Print the entries in full, word for word, but not the pictures.

* [Dataset listings of figures]
========================

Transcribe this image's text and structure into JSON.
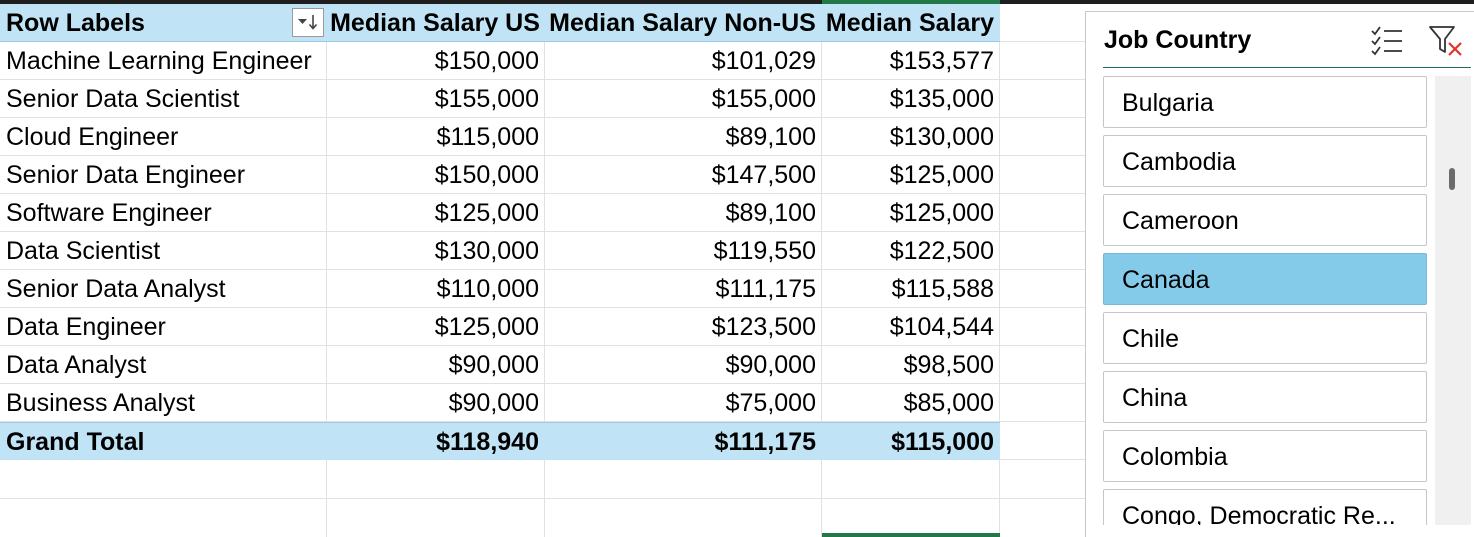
{
  "pivot": {
    "headers": [
      "Row Labels",
      "Median Salary US",
      "Median Salary Non-US",
      "Median Salary"
    ],
    "rows": [
      {
        "label": "Machine Learning Engineer",
        "us": "$150,000",
        "non_us": "$101,029",
        "all": "$153,577"
      },
      {
        "label": "Senior Data Scientist",
        "us": "$155,000",
        "non_us": "$155,000",
        "all": "$135,000"
      },
      {
        "label": "Cloud Engineer",
        "us": "$115,000",
        "non_us": "$89,100",
        "all": "$130,000"
      },
      {
        "label": "Senior Data Engineer",
        "us": "$150,000",
        "non_us": "$147,500",
        "all": "$125,000"
      },
      {
        "label": "Software Engineer",
        "us": "$125,000",
        "non_us": "$89,100",
        "all": "$125,000"
      },
      {
        "label": "Data Scientist",
        "us": "$130,000",
        "non_us": "$119,550",
        "all": "$122,500"
      },
      {
        "label": "Senior Data Analyst",
        "us": "$110,000",
        "non_us": "$111,175",
        "all": "$115,588"
      },
      {
        "label": "Data Engineer",
        "us": "$125,000",
        "non_us": "$123,500",
        "all": "$104,544"
      },
      {
        "label": "Data Analyst",
        "us": "$90,000",
        "non_us": "$90,000",
        "all": "$98,500"
      },
      {
        "label": "Business Analyst",
        "us": "$90,000",
        "non_us": "$75,000",
        "all": "$85,000"
      }
    ],
    "total": {
      "label": "Grand Total",
      "us": "$118,940",
      "non_us": "$111,175",
      "all": "$115,000"
    },
    "filter_icon": "sort-descending-filter-icon"
  },
  "slicer": {
    "title": "Job Country",
    "items": [
      {
        "label": "Bulgaria",
        "selected": false
      },
      {
        "label": "Cambodia",
        "selected": false
      },
      {
        "label": "Cameroon",
        "selected": false
      },
      {
        "label": "Canada",
        "selected": true
      },
      {
        "label": "Chile",
        "selected": false
      },
      {
        "label": "China",
        "selected": false
      },
      {
        "label": "Colombia",
        "selected": false
      },
      {
        "label": "Congo, Democratic Re...",
        "selected": false
      }
    ],
    "multiselect_icon": "multi-select-icon",
    "clear_icon": "clear-filter-icon"
  },
  "colors": {
    "header_fill": "#c0e4f5",
    "selected_item": "#84cbea",
    "selection_green": "#21794a",
    "clear_x": "#e0352b"
  }
}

========================

* [FULL RESPONSE]
Transcribe this image's text and structure into JSON.
{
  "pivot": {
    "headers": [
      "Row Labels",
      "Median Salary US",
      "Median Salary Non-US",
      "Median Salary"
    ],
    "rows": [
      {
        "label": "Machine Learning Engineer",
        "us": "$150,000",
        "non_us": "$101,029",
        "all": "$153,577"
      },
      {
        "label": "Senior Data Scientist",
        "us": "$155,000",
        "non_us": "$155,000",
        "all": "$135,000"
      },
      {
        "label": "Cloud Engineer",
        "us": "$115,000",
        "non_us": "$89,100",
        "all": "$130,000"
      },
      {
        "label": "Senior Data Engineer",
        "us": "$150,000",
        "non_us": "$147,500",
        "all": "$125,000"
      },
      {
        "label": "Software Engineer",
        "us": "$125,000",
        "non_us": "$89,100",
        "all": "$125,000"
      },
      {
        "label": "Data Scientist",
        "us": "$130,000",
        "non_us": "$119,550",
        "all": "$122,500"
      },
      {
        "label": "Senior Data Analyst",
        "us": "$110,000",
        "non_us": "$111,175",
        "all": "$115,588"
      },
      {
        "label": "Data Engineer",
        "us": "$125,000",
        "non_us": "$123,500",
        "all": "$104,544"
      },
      {
        "label": "Data Analyst",
        "us": "$90,000",
        "non_us": "$90,000",
        "all": "$98,500"
      },
      {
        "label": "Business Analyst",
        "us": "$90,000",
        "non_us": "$75,000",
        "all": "$85,000"
      }
    ],
    "total": {
      "label": "Grand Total",
      "us": "$118,940",
      "non_us": "$111,175",
      "all": "$115,000"
    },
    "filter_icon": "sort-descending-filter-icon"
  },
  "slicer": {
    "title": "Job Country",
    "items": [
      {
        "label": "Bulgaria",
        "selected": false
      },
      {
        "label": "Cambodia",
        "selected": false
      },
      {
        "label": "Cameroon",
        "selected": false
      },
      {
        "label": "Canada",
        "selected": true
      },
      {
        "label": "Chile",
        "selected": false
      },
      {
        "label": "China",
        "selected": false
      },
      {
        "label": "Colombia",
        "selected": false
      },
      {
        "label": "Congo, Democratic Re...",
        "selected": false
      }
    ],
    "multiselect_icon": "multi-select-icon",
    "clear_icon": "clear-filter-icon"
  },
  "colors": {
    "header_fill": "#c0e4f5",
    "selected_item": "#84cbea",
    "selection_green": "#21794a",
    "clear_x": "#e0352b"
  }
}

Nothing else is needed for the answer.